Task to carry out:
In the listing below, find every line containing "Federal" and copy it out.

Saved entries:
↓↓↓

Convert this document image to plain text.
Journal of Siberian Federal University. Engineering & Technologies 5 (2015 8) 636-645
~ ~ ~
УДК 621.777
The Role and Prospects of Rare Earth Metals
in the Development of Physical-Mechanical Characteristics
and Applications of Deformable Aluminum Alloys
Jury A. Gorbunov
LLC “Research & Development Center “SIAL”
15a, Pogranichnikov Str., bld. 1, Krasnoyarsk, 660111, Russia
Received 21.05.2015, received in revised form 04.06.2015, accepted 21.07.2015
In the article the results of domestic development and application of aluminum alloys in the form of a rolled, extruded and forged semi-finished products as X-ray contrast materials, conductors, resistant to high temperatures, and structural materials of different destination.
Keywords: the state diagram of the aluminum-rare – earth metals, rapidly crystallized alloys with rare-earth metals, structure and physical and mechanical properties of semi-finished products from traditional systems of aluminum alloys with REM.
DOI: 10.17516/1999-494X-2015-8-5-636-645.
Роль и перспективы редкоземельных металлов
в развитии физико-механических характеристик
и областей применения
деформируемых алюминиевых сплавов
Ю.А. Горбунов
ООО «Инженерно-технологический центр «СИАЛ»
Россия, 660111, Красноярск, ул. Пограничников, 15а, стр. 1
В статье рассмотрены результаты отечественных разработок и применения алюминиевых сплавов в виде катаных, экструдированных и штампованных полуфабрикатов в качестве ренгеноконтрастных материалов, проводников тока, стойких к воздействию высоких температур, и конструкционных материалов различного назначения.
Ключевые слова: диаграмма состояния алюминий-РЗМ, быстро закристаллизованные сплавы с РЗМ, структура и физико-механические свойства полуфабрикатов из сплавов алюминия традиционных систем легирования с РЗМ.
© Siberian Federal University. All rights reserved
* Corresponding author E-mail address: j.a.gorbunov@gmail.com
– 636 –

↑↑↑

The output:
Journal of Siberian Federal University. Engineering & Technologies 5 (2015 8) 636-645
© Siberian Federal University. All rights reserved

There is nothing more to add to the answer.